## [Given task]
Return all the data below as it stands, minus the pictures.

━━━━━ Information shown ━━━━━

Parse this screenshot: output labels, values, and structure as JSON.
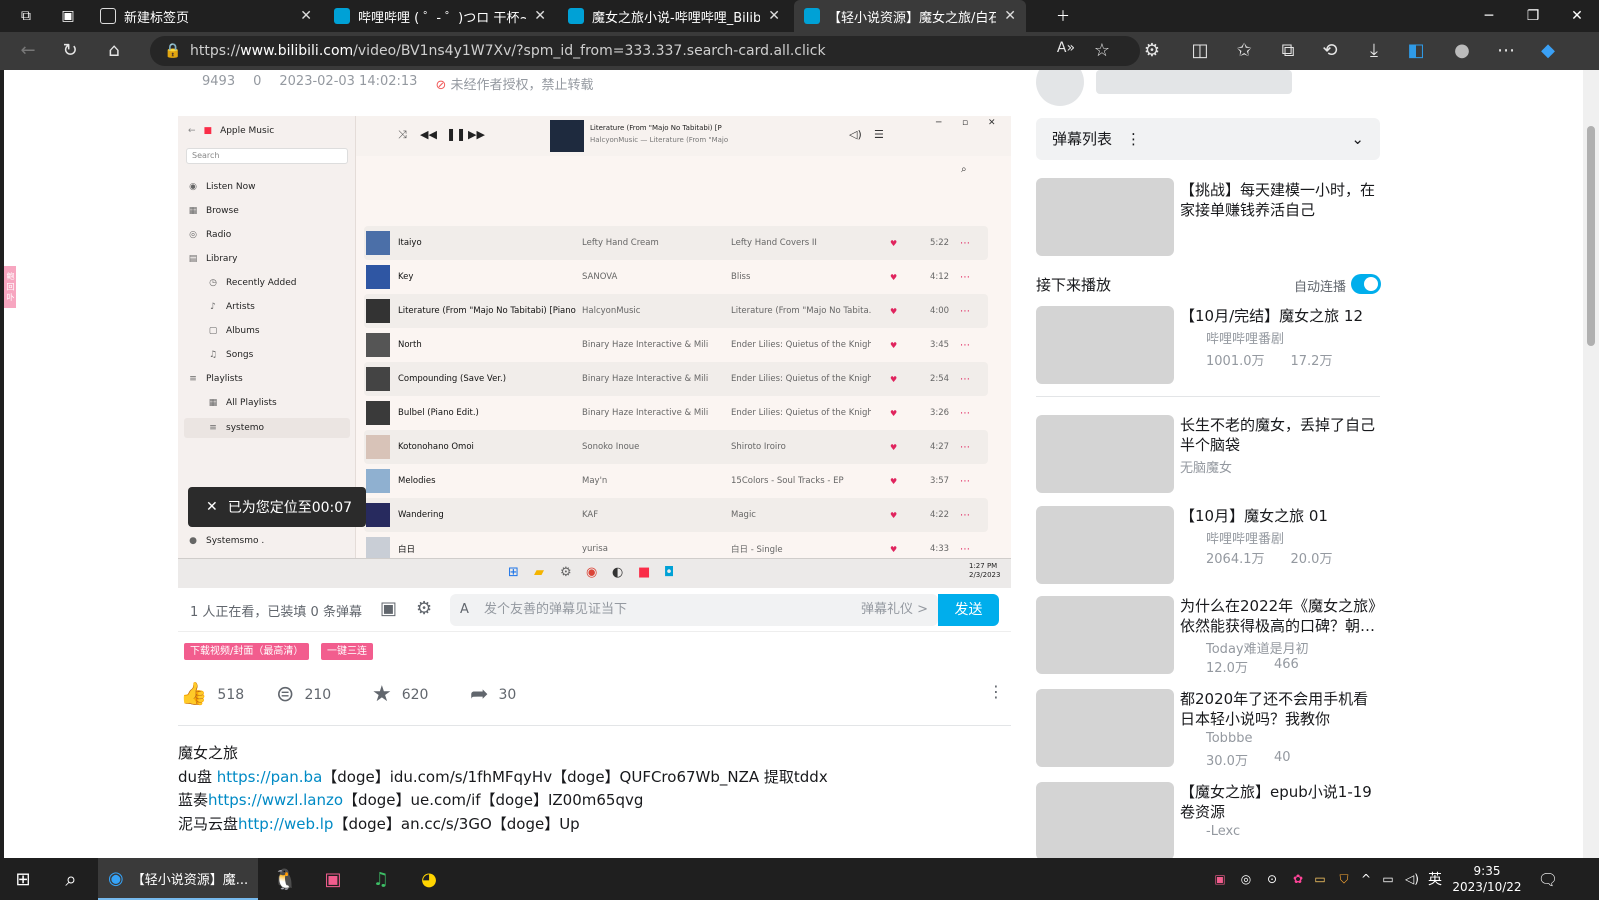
{
  "browser": {
    "tabs": [
      {
        "label": "新建标签页"
      },
      {
        "label": "哔哩哔哩 ( ゜- ゜)つロ 干杯~-bilibili"
      },
      {
        "label": "魔女之旅小说-哔哩哔哩_Bilibili"
      },
      {
        "label": "【轻小说资源】魔女之旅/白石定..."
      }
    ],
    "url_prefix": "https://",
    "url_domain": "www.bilibili.com",
    "url_path": "/video/BV1ns4y1W7Xv/?spm_id_from=333.337.search-card.all.click"
  },
  "video_meta": {
    "views": "9493",
    "danmaku": "0",
    "date": "2023-02-03 14:02:13",
    "rights": "未经作者授权，禁止转载"
  },
  "apple_music": {
    "app_name": "Apple Music",
    "search_placeholder": "Search",
    "nav": [
      "Listen Now",
      "Browse",
      "Radio",
      "Library",
      "Recently Added",
      "Artists",
      "Albums",
      "Songs",
      "Playlists",
      "All Playlists",
      "systemo"
    ],
    "user": "Systemsmo .",
    "now_playing_title": "Literature (From \"Majo No Tabitabi) [P",
    "now_playing_sub": "HalcyonMusic — Literature (From \"Majo",
    "songs": [
      {
        "t": "Itaiyo",
        "a": "Lefty Hand Cream",
        "al": "Lefty Hand Covers II",
        "d": "5:22"
      },
      {
        "t": "Key",
        "a": "SANOVA",
        "al": "Bliss",
        "d": "4:12"
      },
      {
        "t": "Literature (From \"Majo No Tabitabi) [Piano Arra",
        "a": "HalcyonMusic",
        "al": "Literature (From \"Majo No Tabita...",
        "d": "4:00"
      },
      {
        "t": "North",
        "a": "Binary Haze Interactive & Mili",
        "al": "Ender Lilies: Quietus of the Knigh...",
        "d": "3:45"
      },
      {
        "t": "Compounding (Save Ver.)",
        "a": "Binary Haze Interactive & Mili",
        "al": "Ender Lilies: Quietus of the Knigh...",
        "d": "2:54"
      },
      {
        "t": "Bulbel (Piano Edit.)",
        "a": "Binary Haze Interactive & Mili",
        "al": "Ender Lilies: Quietus of the Knigh...",
        "d": "3:26"
      },
      {
        "t": "Kotonohano Omoi",
        "a": "Sonoko Inoue",
        "al": "Shiroto Iroiro",
        "d": "4:27"
      },
      {
        "t": "Melodies",
        "a": "May'n",
        "al": "15Colors - Soul Tracks - EP",
        "d": "3:57"
      },
      {
        "t": "Wandering",
        "a": "KAF",
        "al": "Magic",
        "d": "4:22"
      },
      {
        "t": "白日",
        "a": "yurisa",
        "al": "白日 - Single",
        "d": "4:33"
      }
    ],
    "clock_time": "1:27 PM",
    "clock_date": "2/3/2023"
  },
  "toast": "已为您定位至00:07",
  "danmaku_bar": {
    "viewers": "1 人正在看，已装填 0 条弹幕",
    "placeholder": "发个友善的弹幕见证当下",
    "etiquette": "弹幕礼仪 >",
    "send": "发送"
  },
  "tags": [
    "下载视频/封面（最高清）",
    "一键三连"
  ],
  "actions": {
    "like": "518",
    "coin": "210",
    "fav": "620",
    "share": "30"
  },
  "description": [
    {
      "pre": "魔女之旅",
      "link": "",
      "post": ""
    },
    {
      "pre": "du盘 ",
      "link": "https://pan.ba",
      "post": "【doge】idu.com/s/1fhMFqyHv【doge】QUFCro67Wb_NZA 提取tddx"
    },
    {
      "pre": "蓝奏",
      "link": "https://wwzl.lanzo",
      "post": "【doge】ue.com/if【doge】IZ00m65qvg"
    },
    {
      "pre": "泥马云盘",
      "link": "http://web.lp",
      "post": "【doge】an.cc/s/3GO【doge】Up"
    }
  ],
  "right": {
    "danmaku_list": "弹幕列表",
    "up_next": "接下来播放",
    "autoplay": "自动连播",
    "cards": [
      {
        "title": "【挑战】每天建模一小时，在家接单赚钱养活自己",
        "up": "",
        "views": "",
        "dm": ""
      },
      {
        "title": "【10月/完结】魔女之旅 12",
        "up": "哔哩哔哩番剧",
        "views": "1001.0万",
        "dm": "17.2万"
      },
      {
        "title": "长生不老的魔女，丢掉了自己半个脑袋",
        "up": "无脑魔女",
        "views": "",
        "dm": ""
      },
      {
        "title": "【10月】魔女之旅 01",
        "up": "哔哩哔哩番剧",
        "views": "2064.1万",
        "dm": "20.0万"
      },
      {
        "title": "为什么在2022年《魔女之旅》依然能获得极高的口碑？朝…",
        "up": "Today难道是月初",
        "views": "12.0万",
        "dm": "466"
      },
      {
        "title": "都2020年了还不会用手机看日本轻小说吗？我教你",
        "up": "Tobbbe",
        "views": "30.0万",
        "dm": "40"
      },
      {
        "title": "【魔女之旅】epub小说1-19卷资源",
        "up": "-Lexc",
        "views": "",
        "dm": ""
      }
    ]
  },
  "side_float": "鲍 回 卟",
  "taskbar": {
    "active_window": "【轻小说资源】魔...",
    "time": "9:35",
    "date": "2023/10/22",
    "ime": "英"
  }
}
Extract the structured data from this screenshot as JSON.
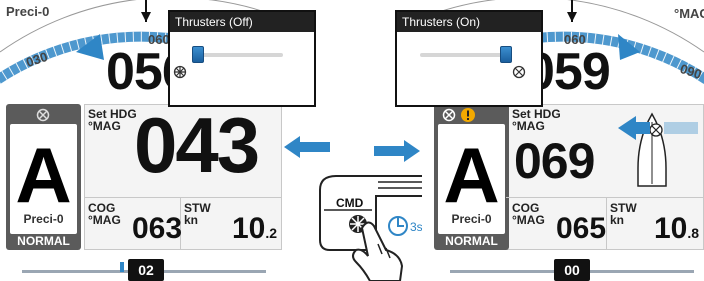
{
  "left_screen": {
    "mode_source_top": "Preci-0",
    "compass_numbers": [
      "030",
      "060"
    ],
    "heading": "056",
    "set_hdg_label": "Set HDG",
    "set_hdg_unit": "°MAG",
    "set_hdg_value": "043",
    "mode": {
      "letter": "A",
      "source": "Preci-0",
      "status": "NORMAL"
    },
    "cog": {
      "label": "COG",
      "unit": "°MAG",
      "value": "063"
    },
    "stw": {
      "label": "STW",
      "unit": "kn",
      "value_int": "10",
      "value_dec": ".2"
    },
    "rudder": "02",
    "popup": {
      "title": "Thrusters (Off)",
      "slider_fraction": 0.05
    }
  },
  "right_screen": {
    "compass_numbers": [
      "060",
      "°MAG",
      "090"
    ],
    "heading": "059",
    "set_hdg_label": "Set HDG",
    "set_hdg_unit": "°MAG",
    "set_hdg_value": "069",
    "mode": {
      "letter": "A",
      "source": "Preci-0",
      "status": "NORMAL"
    },
    "cog": {
      "label": "COG",
      "unit": "°MAG",
      "value": "065"
    },
    "stw": {
      "label": "STW",
      "unit": "kn",
      "value_int": "10",
      "value_dec": ".8"
    },
    "rudder": "00",
    "popup": {
      "title": "Thrusters (On)",
      "slider_fraction": 0.95
    }
  },
  "illustration": {
    "button_label": "CMD",
    "hold_time": "3s"
  },
  "colors": {
    "accent_blue": "#2f86c6",
    "mode_gray": "#5b5b5b",
    "warning": "#f2a900"
  }
}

━━━━━

## [Reply to the exercise]
Parse this screenshot: output labels, values, and structure as JSON.
{
  "browser": {
    "tabs": [
      {
        "label": "新建标签页"
      },
      {
        "label": "哔哩哔哩 ( ゜- ゜)つロ 干杯~-bilibili"
      },
      {
        "label": "魔女之旅小说-哔哩哔哩_Bilibili"
      },
      {
        "label": "【轻小说资源】魔女之旅/白石定..."
      }
    ],
    "url_prefix": "https://",
    "url_domain": "www.bilibili.com",
    "url_path": "/video/BV1ns4y1W7Xv/?spm_id_from=333.337.search-card.all.click"
  },
  "video_meta": {
    "views": "9493",
    "danmaku": "0",
    "date": "2023-02-03 14:02:13",
    "rights": "未经作者授权，禁止转载"
  },
  "apple_music": {
    "app_name": "Apple Music",
    "search_placeholder": "Search",
    "nav": [
      "Listen Now",
      "Browse",
      "Radio",
      "Library",
      "Recently Added",
      "Artists",
      "Albums",
      "Songs",
      "Playlists",
      "All Playlists",
      "systemo"
    ],
    "user": "Systemsmo .",
    "now_playing_title": "Literature (From \"Majo No Tabitabi) [P",
    "now_playing_sub": "HalcyonMusic — Literature (From \"Majo",
    "songs": [
      {
        "t": "Itaiyo",
        "a": "Lefty Hand Cream",
        "al": "Lefty Hand Covers II",
        "d": "5:22"
      },
      {
        "t": "Key",
        "a": "SANOVA",
        "al": "Bliss",
        "d": "4:12"
      },
      {
        "t": "Literature (From \"Majo No Tabitabi) [Piano Arra",
        "a": "HalcyonMusic",
        "al": "Literature (From \"Majo No Tabita...",
        "d": "4:00"
      },
      {
        "t": "North",
        "a": "Binary Haze Interactive & Mili",
        "al": "Ender Lilies: Quietus of the Knigh...",
        "d": "3:45"
      },
      {
        "t": "Compounding (Save Ver.)",
        "a": "Binary Haze Interactive & Mili",
        "al": "Ender Lilies: Quietus of the Knigh...",
        "d": "2:54"
      },
      {
        "t": "Bulbel (Piano Edit.)",
        "a": "Binary Haze Interactive & Mili",
        "al": "Ender Lilies: Quietus of the Knigh...",
        "d": "3:26"
      },
      {
        "t": "Kotonohano Omoi",
        "a": "Sonoko Inoue",
        "al": "Shiroto Iroiro",
        "d": "4:27"
      },
      {
        "t": "Melodies",
        "a": "May'n",
        "al": "15Colors - Soul Tracks - EP",
        "d": "3:57"
      },
      {
        "t": "Wandering",
        "a": "KAF",
        "al": "Magic",
        "d": "4:22"
      },
      {
        "t": "白日",
        "a": "yurisa",
        "al": "白日 - Single",
        "d": "4:33"
      }
    ],
    "clock_time": "1:27 PM",
    "clock_date": "2/3/2023"
  },
  "toast": "已为您定位至00:07",
  "danmaku_bar": {
    "viewers": "1 人正在看，已装填 0 条弹幕",
    "placeholder": "发个友善的弹幕见证当下",
    "etiquette": "弹幕礼仪 >",
    "send": "发送"
  },
  "tags": [
    "下载视频/封面（最高清）",
    "一键三连"
  ],
  "actions": {
    "like": "518",
    "coin": "210",
    "fav": "620",
    "share": "30"
  },
  "description": [
    {
      "pre": "魔女之旅",
      "link": "",
      "post": ""
    },
    {
      "pre": "du盘 ",
      "link": "https://pan.ba",
      "post": "【doge】idu.com/s/1fhMFqyHv【doge】QUFCro67Wb_NZA 提取tddx"
    },
    {
      "pre": "蓝奏",
      "link": "https://wwzl.lanzo",
      "post": "【doge】ue.com/if【doge】IZ00m65qvg"
    },
    {
      "pre": "泥马云盘",
      "link": "http://web.lp",
      "post": "【doge】an.cc/s/3GO【doge】Up"
    }
  ],
  "right": {
    "danmaku_list": "弹幕列表",
    "up_next": "接下来播放",
    "autoplay": "自动连播",
    "cards": [
      {
        "title": "【挑战】每天建模一小时，在家接单赚钱养活自己",
        "up": "",
        "views": "",
        "dm": ""
      },
      {
        "title": "【10月/完结】魔女之旅 12",
        "up": "哔哩哔哩番剧",
        "views": "1001.0万",
        "dm": "17.2万"
      },
      {
        "title": "长生不老的魔女，丢掉了自己半个脑袋",
        "up": "无脑魔女",
        "views": "",
        "dm": ""
      },
      {
        "title": "【10月】魔女之旅 01",
        "up": "哔哩哔哩番剧",
        "views": "2064.1万",
        "dm": "20.0万"
      },
      {
        "title": "为什么在2022年《魔女之旅》依然能获得极高的口碑？朝…",
        "up": "Today难道是月初",
        "views": "12.0万",
        "dm": "466"
      },
      {
        "title": "都2020年了还不会用手机看日本轻小说吗？我教你",
        "up": "Tobbbe",
        "views": "30.0万",
        "dm": "40"
      },
      {
        "title": "【魔女之旅】epub小说1-19卷资源",
        "up": "-Lexc",
        "views": "",
        "dm": ""
      }
    ]
  },
  "side_float": "鲍 回 卟",
  "taskbar": {
    "active_window": "【轻小说资源】魔...",
    "time": "9:35",
    "date": "2023/10/22",
    "ime": "英"
  }
}
Extract the structured data from this screenshot as JSON.
{
  "left_screen": {
    "mode_source_top": "Preci-0",
    "compass_numbers": [
      "030",
      "060"
    ],
    "heading": "056",
    "set_hdg_label": "Set HDG",
    "set_hdg_unit": "°MAG",
    "set_hdg_value": "043",
    "mode": {
      "letter": "A",
      "source": "Preci-0",
      "status": "NORMAL"
    },
    "cog": {
      "label": "COG",
      "unit": "°MAG",
      "value": "063"
    },
    "stw": {
      "label": "STW",
      "unit": "kn",
      "value_int": "10",
      "value_dec": ".2"
    },
    "rudder": "02",
    "popup": {
      "title": "Thrusters (Off)",
      "slider_fraction": 0.05
    }
  },
  "right_screen": {
    "compass_numbers": [
      "060",
      "°MAG",
      "090"
    ],
    "heading": "059",
    "set_hdg_label": "Set HDG",
    "set_hdg_unit": "°MAG",
    "set_hdg_value": "069",
    "mode": {
      "letter": "A",
      "source": "Preci-0",
      "status": "NORMAL"
    },
    "cog": {
      "label": "COG",
      "unit": "°MAG",
      "value": "065"
    },
    "stw": {
      "label": "STW",
      "unit": "kn",
      "value_int": "10",
      "value_dec": ".8"
    },
    "rudder": "00",
    "popup": {
      "title": "Thrusters (On)",
      "slider_fraction": 0.95
    }
  },
  "illustration": {
    "button_label": "CMD",
    "hold_time": "3s"
  },
  "colors": {
    "accent_blue": "#2f86c6",
    "mode_gray": "#5b5b5b",
    "warning": "#f2a900"
  }
}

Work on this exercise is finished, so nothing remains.